• Problem details
Filter these entries, keeping only lines that hold the word "image".

────────────────────────────────────────

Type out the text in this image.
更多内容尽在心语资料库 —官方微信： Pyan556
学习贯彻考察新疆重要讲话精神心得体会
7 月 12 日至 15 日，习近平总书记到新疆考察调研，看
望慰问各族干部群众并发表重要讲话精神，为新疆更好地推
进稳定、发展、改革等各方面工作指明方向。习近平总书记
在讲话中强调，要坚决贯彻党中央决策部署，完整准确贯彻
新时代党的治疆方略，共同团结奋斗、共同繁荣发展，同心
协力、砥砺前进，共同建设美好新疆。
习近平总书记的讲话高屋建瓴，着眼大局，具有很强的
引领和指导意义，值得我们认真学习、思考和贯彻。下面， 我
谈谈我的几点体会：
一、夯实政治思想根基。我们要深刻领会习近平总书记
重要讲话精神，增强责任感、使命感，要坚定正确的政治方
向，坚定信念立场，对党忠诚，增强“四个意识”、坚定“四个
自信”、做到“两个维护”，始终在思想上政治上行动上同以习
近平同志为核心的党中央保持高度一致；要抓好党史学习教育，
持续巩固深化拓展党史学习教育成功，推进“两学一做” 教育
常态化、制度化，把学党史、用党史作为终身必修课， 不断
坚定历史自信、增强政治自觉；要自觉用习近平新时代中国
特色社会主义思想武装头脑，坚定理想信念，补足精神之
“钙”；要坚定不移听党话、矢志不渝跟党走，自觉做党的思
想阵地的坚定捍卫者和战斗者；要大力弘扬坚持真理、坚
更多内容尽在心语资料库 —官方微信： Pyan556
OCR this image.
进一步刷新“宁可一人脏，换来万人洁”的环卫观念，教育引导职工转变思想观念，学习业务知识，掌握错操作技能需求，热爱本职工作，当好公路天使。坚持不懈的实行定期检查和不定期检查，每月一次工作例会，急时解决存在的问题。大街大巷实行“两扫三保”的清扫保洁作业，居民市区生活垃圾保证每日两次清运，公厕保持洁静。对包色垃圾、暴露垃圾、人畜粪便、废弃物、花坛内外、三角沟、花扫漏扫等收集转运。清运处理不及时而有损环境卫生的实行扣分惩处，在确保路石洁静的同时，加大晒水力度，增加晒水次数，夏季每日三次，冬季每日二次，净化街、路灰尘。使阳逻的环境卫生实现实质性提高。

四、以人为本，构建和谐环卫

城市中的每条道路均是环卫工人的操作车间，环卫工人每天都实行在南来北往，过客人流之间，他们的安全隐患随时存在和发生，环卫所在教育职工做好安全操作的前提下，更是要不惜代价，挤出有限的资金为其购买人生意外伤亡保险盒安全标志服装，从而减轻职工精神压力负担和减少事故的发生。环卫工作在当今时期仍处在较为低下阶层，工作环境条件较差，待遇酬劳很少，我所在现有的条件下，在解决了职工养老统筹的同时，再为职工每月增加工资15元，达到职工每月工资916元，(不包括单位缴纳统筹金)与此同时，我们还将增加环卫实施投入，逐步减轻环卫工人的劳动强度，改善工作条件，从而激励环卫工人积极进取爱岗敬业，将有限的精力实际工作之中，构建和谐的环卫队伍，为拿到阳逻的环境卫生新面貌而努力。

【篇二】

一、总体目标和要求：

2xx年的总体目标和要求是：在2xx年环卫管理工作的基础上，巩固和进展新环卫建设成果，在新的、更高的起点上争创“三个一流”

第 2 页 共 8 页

────────────────────────────────────────

• Result for this task
Type out the text in this image.
OCR this image.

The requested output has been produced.